• Required task: Every record must be written out once more, with nothing added or omitted.

== == ==

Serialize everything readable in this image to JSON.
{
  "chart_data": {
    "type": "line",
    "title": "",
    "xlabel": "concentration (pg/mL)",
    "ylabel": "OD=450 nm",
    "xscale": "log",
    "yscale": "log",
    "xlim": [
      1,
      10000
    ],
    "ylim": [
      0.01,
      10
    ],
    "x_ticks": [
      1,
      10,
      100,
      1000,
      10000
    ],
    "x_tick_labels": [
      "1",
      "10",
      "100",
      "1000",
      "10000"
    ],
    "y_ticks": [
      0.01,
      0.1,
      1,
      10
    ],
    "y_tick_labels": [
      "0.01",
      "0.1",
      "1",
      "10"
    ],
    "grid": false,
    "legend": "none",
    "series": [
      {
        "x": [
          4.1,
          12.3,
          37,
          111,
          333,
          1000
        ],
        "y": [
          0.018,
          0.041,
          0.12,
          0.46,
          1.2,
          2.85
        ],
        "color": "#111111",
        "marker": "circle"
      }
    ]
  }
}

== == ==

• Response to the task:
Serialize everything readable in this image to JSON.
{
  "chart_data": {
    "type": "line",
    "title": "",
    "xlabel": "concentration (pg/mL)",
    "ylabel": "OD=450 nm",
    "xscale": "log",
    "yscale": "log",
    "xlim": [
      1,
      10000
    ],
    "ylim": [
      0.01,
      10
    ],
    "x_ticks": [
      1,
      10,
      100,
      1000,
      10000
    ],
    "x_tick_labels": [
      "1",
      "10",
      "100",
      "1000",
      "10000"
    ],
    "y_ticks": [
      0.01,
      0.1,
      1,
      10
    ],
    "y_tick_labels": [
      "0.01",
      "0.1",
      "1",
      "10"
    ],
    "grid": false,
    "legend": "none",
    "series": [
      {
        "x": [
          4.1,
          12.3,
          37,
          111,
          333,
          1000
        ],
        "y": [
          0.018,
          0.041,
          0.12,
          0.46,
          1.2,
          2.85
        ],
        "color": "#111111",
        "marker": "circle"
      }
    ]
  }
}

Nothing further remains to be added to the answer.